Description of the task: Which lines in the records below contain the word "source"? Copy each one out.
——————————
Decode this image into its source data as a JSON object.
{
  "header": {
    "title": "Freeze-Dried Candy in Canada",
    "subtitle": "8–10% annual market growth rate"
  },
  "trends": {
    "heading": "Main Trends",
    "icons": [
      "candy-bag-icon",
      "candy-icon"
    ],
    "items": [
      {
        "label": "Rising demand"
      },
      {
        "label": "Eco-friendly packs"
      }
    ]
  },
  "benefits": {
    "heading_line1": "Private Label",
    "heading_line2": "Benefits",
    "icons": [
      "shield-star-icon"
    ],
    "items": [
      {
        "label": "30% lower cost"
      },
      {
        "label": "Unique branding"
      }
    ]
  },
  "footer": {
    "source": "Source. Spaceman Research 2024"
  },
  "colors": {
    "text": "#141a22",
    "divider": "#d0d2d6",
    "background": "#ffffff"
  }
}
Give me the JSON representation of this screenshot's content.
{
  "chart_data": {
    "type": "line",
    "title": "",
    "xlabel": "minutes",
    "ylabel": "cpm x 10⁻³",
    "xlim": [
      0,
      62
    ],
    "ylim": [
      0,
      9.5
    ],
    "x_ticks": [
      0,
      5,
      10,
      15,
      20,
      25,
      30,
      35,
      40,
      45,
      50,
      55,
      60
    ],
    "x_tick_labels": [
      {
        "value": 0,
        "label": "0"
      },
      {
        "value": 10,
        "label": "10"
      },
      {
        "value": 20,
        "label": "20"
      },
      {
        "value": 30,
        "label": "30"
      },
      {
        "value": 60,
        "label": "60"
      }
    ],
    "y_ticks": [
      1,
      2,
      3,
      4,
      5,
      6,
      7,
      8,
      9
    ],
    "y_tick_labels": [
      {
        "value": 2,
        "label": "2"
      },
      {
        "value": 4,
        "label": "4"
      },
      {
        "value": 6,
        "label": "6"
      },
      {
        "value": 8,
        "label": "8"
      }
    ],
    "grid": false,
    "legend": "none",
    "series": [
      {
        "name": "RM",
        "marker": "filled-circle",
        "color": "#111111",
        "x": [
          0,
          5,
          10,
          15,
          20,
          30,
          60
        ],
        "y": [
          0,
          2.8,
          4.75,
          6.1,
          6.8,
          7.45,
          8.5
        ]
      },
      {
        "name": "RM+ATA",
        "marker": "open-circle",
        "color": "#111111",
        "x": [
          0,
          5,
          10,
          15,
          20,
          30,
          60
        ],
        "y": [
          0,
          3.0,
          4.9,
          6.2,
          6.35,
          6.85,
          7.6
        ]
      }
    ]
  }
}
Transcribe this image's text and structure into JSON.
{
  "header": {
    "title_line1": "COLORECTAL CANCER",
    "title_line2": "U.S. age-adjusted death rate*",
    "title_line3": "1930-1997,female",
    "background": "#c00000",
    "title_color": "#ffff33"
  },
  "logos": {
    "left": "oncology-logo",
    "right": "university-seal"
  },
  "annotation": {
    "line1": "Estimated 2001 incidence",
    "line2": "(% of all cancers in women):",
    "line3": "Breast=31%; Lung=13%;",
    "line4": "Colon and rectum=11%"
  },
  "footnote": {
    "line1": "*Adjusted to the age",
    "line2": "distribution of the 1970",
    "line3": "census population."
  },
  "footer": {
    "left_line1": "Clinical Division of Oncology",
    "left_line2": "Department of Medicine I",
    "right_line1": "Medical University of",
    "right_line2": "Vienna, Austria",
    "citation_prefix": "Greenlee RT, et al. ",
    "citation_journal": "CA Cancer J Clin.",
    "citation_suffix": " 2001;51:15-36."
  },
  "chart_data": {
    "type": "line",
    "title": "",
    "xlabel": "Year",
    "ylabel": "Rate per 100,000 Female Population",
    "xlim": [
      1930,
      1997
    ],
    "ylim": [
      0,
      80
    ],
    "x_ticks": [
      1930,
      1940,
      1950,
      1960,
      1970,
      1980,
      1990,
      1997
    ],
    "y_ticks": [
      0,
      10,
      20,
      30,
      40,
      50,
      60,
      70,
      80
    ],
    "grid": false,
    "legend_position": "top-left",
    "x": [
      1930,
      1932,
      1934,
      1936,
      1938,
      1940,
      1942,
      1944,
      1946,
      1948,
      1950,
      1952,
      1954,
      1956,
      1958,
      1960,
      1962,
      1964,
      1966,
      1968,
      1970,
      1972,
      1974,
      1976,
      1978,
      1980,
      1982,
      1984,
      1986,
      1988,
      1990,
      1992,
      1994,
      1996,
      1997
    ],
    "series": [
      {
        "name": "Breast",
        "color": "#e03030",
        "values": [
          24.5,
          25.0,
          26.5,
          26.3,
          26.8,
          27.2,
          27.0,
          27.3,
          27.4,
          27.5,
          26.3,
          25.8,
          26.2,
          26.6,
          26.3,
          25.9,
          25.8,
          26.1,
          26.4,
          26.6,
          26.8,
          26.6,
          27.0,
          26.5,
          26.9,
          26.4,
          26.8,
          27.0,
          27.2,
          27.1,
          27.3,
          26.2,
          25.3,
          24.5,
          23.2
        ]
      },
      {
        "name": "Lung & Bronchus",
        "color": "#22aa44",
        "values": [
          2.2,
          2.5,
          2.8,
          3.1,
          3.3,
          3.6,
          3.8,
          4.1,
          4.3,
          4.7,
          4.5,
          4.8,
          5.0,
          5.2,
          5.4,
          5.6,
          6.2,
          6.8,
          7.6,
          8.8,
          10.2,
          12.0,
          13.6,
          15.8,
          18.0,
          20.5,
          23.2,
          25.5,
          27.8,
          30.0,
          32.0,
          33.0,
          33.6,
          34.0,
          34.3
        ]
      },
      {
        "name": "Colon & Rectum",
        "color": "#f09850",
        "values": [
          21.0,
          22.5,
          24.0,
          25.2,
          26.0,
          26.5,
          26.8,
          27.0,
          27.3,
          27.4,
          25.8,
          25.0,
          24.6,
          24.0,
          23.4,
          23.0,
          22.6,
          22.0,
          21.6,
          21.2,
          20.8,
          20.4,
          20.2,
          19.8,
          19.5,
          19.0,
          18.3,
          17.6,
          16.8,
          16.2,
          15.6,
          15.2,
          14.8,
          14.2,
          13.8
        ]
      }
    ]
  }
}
——————————
Exercise solution:
Decode this image into its source data as a JSON object.
    "source": "Source. Spaceman Research 2024"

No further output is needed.